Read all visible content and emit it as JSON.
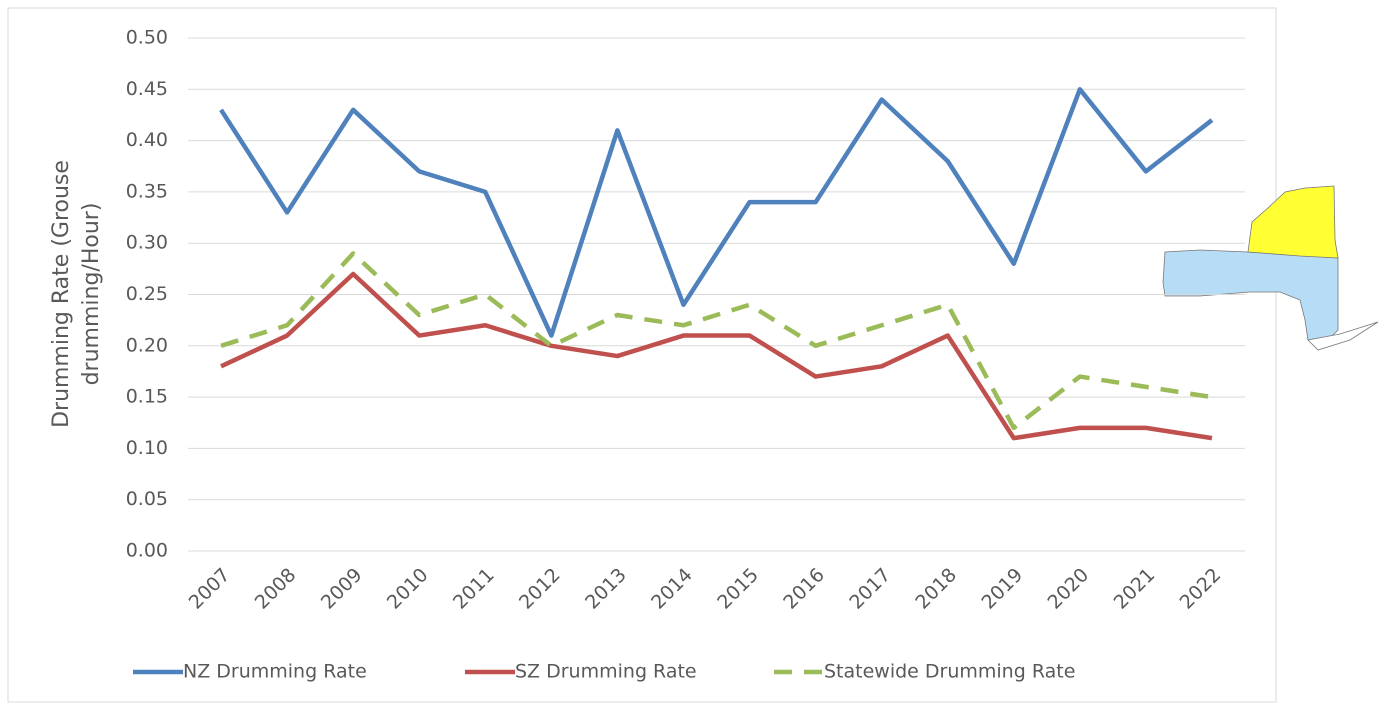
{
  "chart_data": {
    "type": "line",
    "ylabel": [
      "Drumming Rate (Grouse",
      "drumming/Hour)"
    ],
    "categories": [
      "2007",
      "2008",
      "2009",
      "2010",
      "2011",
      "2012",
      "2013",
      "2014",
      "2015",
      "2016",
      "2017",
      "2018",
      "2019",
      "2020",
      "2021",
      "2022"
    ],
    "series": [
      {
        "name": "NZ Drumming Rate",
        "color": "#4f81bd",
        "dash": false,
        "values": [
          0.43,
          0.33,
          0.43,
          0.37,
          0.35,
          0.21,
          0.41,
          0.24,
          0.34,
          0.34,
          0.44,
          0.38,
          0.28,
          0.45,
          0.37,
          0.42
        ]
      },
      {
        "name": "SZ Drumming Rate",
        "color": "#c0504d",
        "dash": false,
        "values": [
          0.18,
          0.21,
          0.27,
          0.21,
          0.22,
          0.2,
          0.19,
          0.21,
          0.21,
          0.17,
          0.18,
          0.21,
          0.11,
          0.12,
          0.12,
          0.11
        ]
      },
      {
        "name": "Statewide Drumming Rate",
        "color": "#9bbb59",
        "dash": true,
        "values": [
          0.2,
          0.22,
          0.29,
          0.23,
          0.25,
          0.2,
          0.23,
          0.22,
          0.24,
          0.2,
          0.22,
          0.24,
          0.12,
          0.17,
          0.16,
          0.15
        ]
      }
    ],
    "ylim": [
      0,
      0.5
    ],
    "yticks": [
      {
        "value": 0,
        "label": "0.00"
      },
      0.05,
      {
        "value": 0.1,
        "label": "0.10"
      },
      0.15,
      {
        "value": 0.2,
        "label": "0.20"
      },
      0.25,
      {
        "value": 0.3,
        "label": "0.30"
      },
      0.35,
      {
        "value": 0.4,
        "label": "0.40"
      },
      0.45,
      {
        "value": 0.5,
        "label": "0.50"
      }
    ],
    "grid": true,
    "legend": "bottom"
  }
}
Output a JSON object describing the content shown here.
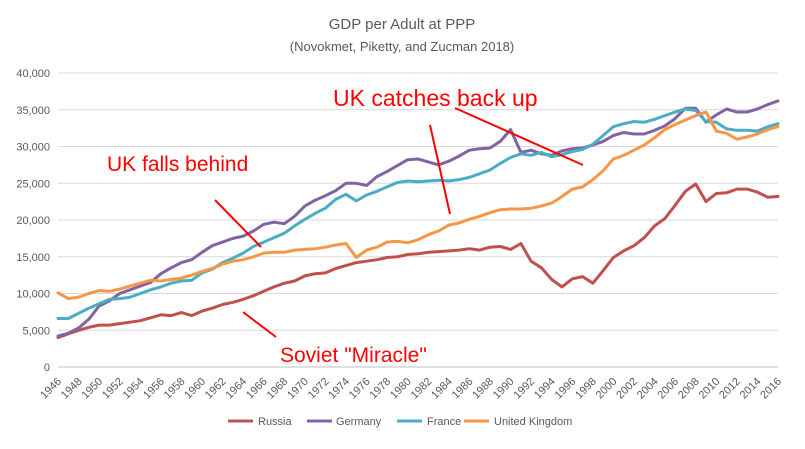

What to produce -> Transcribe all the data word for word; the images stay out.

Exercise answer ->
Read all visible content and emit it as JSON.
{
  "chart_data": {
    "type": "line",
    "ylabel": [
      "Drumming Rate (Grouse",
      "drumming/Hour)"
    ],
    "categories": [
      "2007",
      "2008",
      "2009",
      "2010",
      "2011",
      "2012",
      "2013",
      "2014",
      "2015",
      "2016",
      "2017",
      "2018",
      "2019",
      "2020",
      "2021",
      "2022"
    ],
    "series": [
      {
        "name": "NZ Drumming Rate",
        "color": "#4f81bd",
        "dash": false,
        "values": [
          0.43,
          0.33,
          0.43,
          0.37,
          0.35,
          0.21,
          0.41,
          0.24,
          0.34,
          0.34,
          0.44,
          0.38,
          0.28,
          0.45,
          0.37,
          0.42
        ]
      },
      {
        "name": "SZ Drumming Rate",
        "color": "#c0504d",
        "dash": false,
        "values": [
          0.18,
          0.21,
          0.27,
          0.21,
          0.22,
          0.2,
          0.19,
          0.21,
          0.21,
          0.17,
          0.18,
          0.21,
          0.11,
          0.12,
          0.12,
          0.11
        ]
      },
      {
        "name": "Statewide Drumming Rate",
        "color": "#9bbb59",
        "dash": true,
        "values": [
          0.2,
          0.22,
          0.29,
          0.23,
          0.25,
          0.2,
          0.23,
          0.22,
          0.24,
          0.2,
          0.22,
          0.24,
          0.12,
          0.17,
          0.16,
          0.15
        ]
      }
    ],
    "ylim": [
      0,
      0.5
    ],
    "yticks": [
      {
        "value": 0,
        "label": "0.00"
      },
      0.05,
      {
        "value": 0.1,
        "label": "0.10"
      },
      0.15,
      {
        "value": 0.2,
        "label": "0.20"
      },
      0.25,
      {
        "value": 0.3,
        "label": "0.30"
      },
      0.35,
      {
        "value": 0.4,
        "label": "0.40"
      },
      0.45,
      {
        "value": 0.5,
        "label": "0.50"
      }
    ],
    "grid": true,
    "legend": "bottom"
  }
}
Output a JSON object describing the content shown here.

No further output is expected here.